> **WHAT IS NEEDED**: Check each statement against the announcement about the scheme court hearing below. Answer yes or no for each one, and quote the words from the announcement that decide it. 1. The Court Hearing has been set for 30 July 2019. 2. The Scheme Meeting and the EGM were held on 21 May 2019. 3. J.P. Morgan Securities plc is acting as financial adviser to INM.

> **SELECTED EXCERPT**:
# # # # # # #

NOT FOR RELEASE, PUBLICATION OR DISTRIBUTION IN WHOLE OR IN PART IN, INTO OR FROM ANY JURISDICTION WHERE TO DO SO WOULD CONSTITUTE A VIOLATION OF THE RELEVANT LAWS OR REGULATIONS OF THAT JURISDICTION

FOR IMMEDIATE RELEASE

16 July 2019

RECOMMENDED CASH OFFER

for

INDEPENDENT NEWS & MEDIA PLC

by

MEDIAHUIS NV

TO BE IMPLEMENTED BY MEANS OF A SCHEME OF ARRANGEMENT UNDER CHAPTER 1 OF PART 9 OF THE COMPANIES ACT 2014

 

SCHEME COURT HEARING

The board of directors of Independent News & Media plc ("INM") announces that, following the Scheme Meeting and the EGM held on 26 June 2019 in connection with the recommended cash offer by Mediahuis NV ("Mediahuis") for the entire issued and to be issued share capital of INM to be effected by way of a scheme of arrangement between INM and its shareholders under Chapter 1 of Part 9 of the Companies Act 2014, the Court Hearing, where sanction of the Scheme by the High Court will be sought, has been set for 30 July 2019 at 10.30am.

The Acquisition remains conditional on the conditions set forth in Part 5 of the Scheme Document dated 21 May 2019, including the required regulatory approval from the Minister for Communications, Climate Action and Environment pursuant to Part 3A of the Competition Act, being satisfied or (where permissible) waived on or before the sanction of the Scheme by the High Court.

Except as otherwise defined herein, capitalised terms used but not defined in this announcement have the same meanings as given to them in the Scheme Document.

For further information please contact:

INM

Michael Doorly (CEO)

+353 1 466 3200

Lazard (Financial Adviser to INM)

Nicholas Shott / Philippe Noël

+44 207 187 2000

Davy (Corporate Broker to INM)

Ivan Murphy / Barry Murphy

 +353 1 679 6363

Wilson Hartnell (Public Relations Adviser to INM)

Brian Bell

 +353 87 243 6130

Mediahuis

An Steylemans (Head of Mediahuis Group Communication)

 +32 473 55 71 48

J.P. Morgan (Financial Adviser to Mediahuis)

Dwayne Lysaght / Gian Piero Sammartano / David Connern

 +44 20 7742 4000

Drury Porter Novelli (Public Relations Adviser to Mediahuis)

 +353 1 260 5000

Billy Murphy / Cathal Barry

 +353 87 231 3085

 +353 87 227 9281

Statements required by the Takeover Rules

The INM Directors accept responsibility for the information contained in this announcement. To the best of the knowledge and belief of the INM Directors (who have taken all reasonable care to ensure that such is the case), the information contained in this announcement for which they accept responsibility is in accordance with the facts and does not omit anything likely to affect the import of such information.

Additional Information

J.P. Morgan Securities plc, which is authorised in the United Kingdom by the Prudential Regulation Authority and regulated by the Prudential Regulation Authority and the Financial Conduct Authority, is acting as financial adviser exclusively for Mediahuis and no one else in connection with the Acquisition and will not regard any other person as its client in relation to the Acquisition and will not be responsible to anyone other than Mediahuis for providing the protections afforded to clients of J.P. Morgan or its affiliates, nor for providing advice in relation to the Acquisition or any other matters referred to herein.

# # # # # # #

(Element and region listings)
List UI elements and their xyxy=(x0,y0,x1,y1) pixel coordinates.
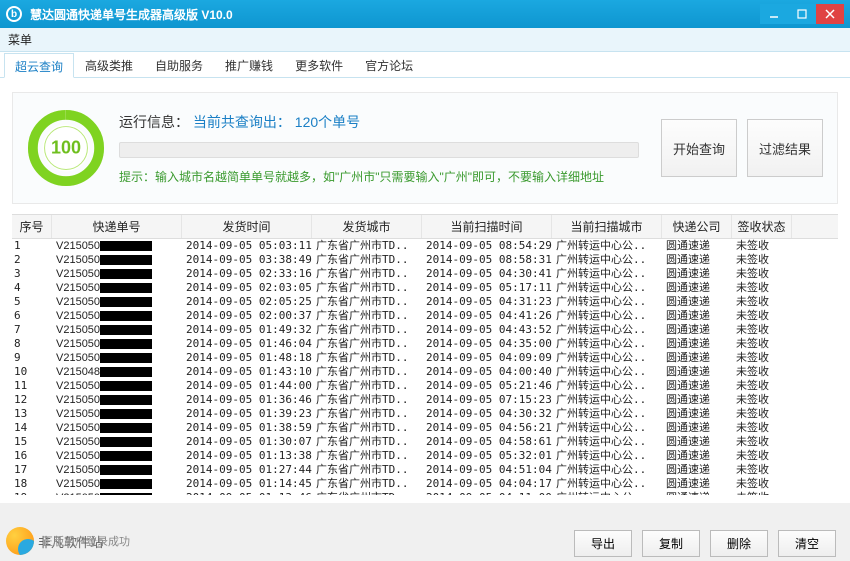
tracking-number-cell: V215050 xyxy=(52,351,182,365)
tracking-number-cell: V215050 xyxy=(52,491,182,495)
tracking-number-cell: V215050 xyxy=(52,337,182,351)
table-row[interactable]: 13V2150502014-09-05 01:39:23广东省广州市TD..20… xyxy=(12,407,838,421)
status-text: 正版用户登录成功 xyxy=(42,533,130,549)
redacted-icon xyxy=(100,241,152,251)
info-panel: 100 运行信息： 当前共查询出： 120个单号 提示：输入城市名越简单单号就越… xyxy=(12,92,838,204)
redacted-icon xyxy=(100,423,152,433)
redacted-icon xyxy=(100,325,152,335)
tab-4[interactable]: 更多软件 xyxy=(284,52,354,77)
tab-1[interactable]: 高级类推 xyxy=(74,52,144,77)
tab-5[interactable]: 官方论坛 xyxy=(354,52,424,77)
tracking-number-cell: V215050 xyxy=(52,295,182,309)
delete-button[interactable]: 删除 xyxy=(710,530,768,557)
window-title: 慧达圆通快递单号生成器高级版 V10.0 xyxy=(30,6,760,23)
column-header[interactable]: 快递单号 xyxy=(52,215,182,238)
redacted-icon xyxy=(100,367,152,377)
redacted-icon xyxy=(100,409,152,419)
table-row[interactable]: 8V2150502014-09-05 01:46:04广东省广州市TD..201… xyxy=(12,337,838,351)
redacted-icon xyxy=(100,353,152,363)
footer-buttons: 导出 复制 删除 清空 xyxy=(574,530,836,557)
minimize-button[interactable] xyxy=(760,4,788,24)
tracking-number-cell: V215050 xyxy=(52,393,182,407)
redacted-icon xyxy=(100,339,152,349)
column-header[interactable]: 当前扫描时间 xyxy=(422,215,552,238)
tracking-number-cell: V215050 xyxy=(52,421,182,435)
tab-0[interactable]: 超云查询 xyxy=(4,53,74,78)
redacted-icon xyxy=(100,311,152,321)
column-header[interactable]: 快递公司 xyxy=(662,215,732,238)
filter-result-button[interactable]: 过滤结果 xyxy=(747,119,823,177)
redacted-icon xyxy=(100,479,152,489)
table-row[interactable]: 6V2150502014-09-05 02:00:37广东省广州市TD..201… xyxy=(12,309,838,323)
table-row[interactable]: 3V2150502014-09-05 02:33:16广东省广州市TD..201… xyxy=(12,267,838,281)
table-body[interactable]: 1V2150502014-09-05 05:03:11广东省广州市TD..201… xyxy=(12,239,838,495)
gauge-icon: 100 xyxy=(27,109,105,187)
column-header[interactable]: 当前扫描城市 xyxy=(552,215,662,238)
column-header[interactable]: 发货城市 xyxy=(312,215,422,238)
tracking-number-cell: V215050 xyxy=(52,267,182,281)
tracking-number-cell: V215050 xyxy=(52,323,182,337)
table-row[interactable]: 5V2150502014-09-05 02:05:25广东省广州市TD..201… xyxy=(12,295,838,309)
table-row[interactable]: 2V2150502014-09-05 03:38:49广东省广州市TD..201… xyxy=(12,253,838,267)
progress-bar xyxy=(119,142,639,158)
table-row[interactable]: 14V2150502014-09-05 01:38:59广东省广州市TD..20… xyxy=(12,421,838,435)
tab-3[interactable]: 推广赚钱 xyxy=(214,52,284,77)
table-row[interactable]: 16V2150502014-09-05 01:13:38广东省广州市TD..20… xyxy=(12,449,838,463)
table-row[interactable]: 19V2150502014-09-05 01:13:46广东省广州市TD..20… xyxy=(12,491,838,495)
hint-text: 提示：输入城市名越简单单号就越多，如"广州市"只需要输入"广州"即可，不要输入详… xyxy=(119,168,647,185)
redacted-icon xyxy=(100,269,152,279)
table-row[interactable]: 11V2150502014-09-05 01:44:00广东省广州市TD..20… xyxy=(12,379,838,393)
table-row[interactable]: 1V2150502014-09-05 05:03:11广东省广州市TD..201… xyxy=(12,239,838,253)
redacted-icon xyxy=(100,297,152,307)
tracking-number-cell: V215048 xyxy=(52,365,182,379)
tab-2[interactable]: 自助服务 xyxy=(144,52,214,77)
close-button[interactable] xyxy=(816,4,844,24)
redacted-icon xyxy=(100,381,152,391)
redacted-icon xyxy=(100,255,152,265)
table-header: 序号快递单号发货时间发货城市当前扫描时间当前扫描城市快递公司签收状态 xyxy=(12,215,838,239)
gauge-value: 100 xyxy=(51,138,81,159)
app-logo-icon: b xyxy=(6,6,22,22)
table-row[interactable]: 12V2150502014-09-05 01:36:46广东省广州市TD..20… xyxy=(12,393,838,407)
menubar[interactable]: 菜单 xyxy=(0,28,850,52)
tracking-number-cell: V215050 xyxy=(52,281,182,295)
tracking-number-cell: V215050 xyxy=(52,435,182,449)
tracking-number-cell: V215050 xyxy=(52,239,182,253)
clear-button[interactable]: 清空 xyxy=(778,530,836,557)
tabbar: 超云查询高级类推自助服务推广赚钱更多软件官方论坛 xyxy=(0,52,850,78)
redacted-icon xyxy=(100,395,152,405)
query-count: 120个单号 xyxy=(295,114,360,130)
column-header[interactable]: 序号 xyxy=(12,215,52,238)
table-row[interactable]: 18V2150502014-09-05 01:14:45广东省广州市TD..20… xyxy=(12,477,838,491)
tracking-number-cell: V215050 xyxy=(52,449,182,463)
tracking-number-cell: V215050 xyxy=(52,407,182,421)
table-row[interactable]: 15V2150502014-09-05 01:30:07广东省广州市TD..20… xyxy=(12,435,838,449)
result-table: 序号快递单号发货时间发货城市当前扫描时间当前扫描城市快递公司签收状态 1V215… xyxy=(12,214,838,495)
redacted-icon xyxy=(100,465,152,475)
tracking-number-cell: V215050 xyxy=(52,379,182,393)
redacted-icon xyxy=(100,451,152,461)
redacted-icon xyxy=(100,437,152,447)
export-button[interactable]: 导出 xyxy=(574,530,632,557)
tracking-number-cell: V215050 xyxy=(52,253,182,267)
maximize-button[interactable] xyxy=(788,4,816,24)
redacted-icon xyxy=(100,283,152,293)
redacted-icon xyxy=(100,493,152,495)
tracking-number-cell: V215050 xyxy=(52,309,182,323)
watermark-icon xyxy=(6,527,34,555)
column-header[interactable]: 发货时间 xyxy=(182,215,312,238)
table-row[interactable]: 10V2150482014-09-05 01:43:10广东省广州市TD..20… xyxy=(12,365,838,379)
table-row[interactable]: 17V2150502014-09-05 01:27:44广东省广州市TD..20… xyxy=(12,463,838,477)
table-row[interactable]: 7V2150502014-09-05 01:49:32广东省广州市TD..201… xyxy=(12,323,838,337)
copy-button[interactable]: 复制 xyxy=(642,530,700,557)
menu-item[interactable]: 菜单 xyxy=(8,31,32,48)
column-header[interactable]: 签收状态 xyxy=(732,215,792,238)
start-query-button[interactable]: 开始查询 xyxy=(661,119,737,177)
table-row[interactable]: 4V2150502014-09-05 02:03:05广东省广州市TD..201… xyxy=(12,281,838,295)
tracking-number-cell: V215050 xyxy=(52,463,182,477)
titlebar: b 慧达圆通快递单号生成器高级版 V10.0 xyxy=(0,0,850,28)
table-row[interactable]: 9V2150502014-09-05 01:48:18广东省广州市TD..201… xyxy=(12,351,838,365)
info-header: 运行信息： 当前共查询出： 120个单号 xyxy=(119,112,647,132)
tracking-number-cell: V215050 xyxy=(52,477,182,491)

# # # # # # #

> **EXERCISE RESPONSE**:
1. Yes: "has been set for 30 July 2019 at 10.30am"
2. No: "the Scheme Meeting and the EGM held on 26 June 2019"
3. No: "is acting as financial adviser exclusively for Mediahuis and no one else"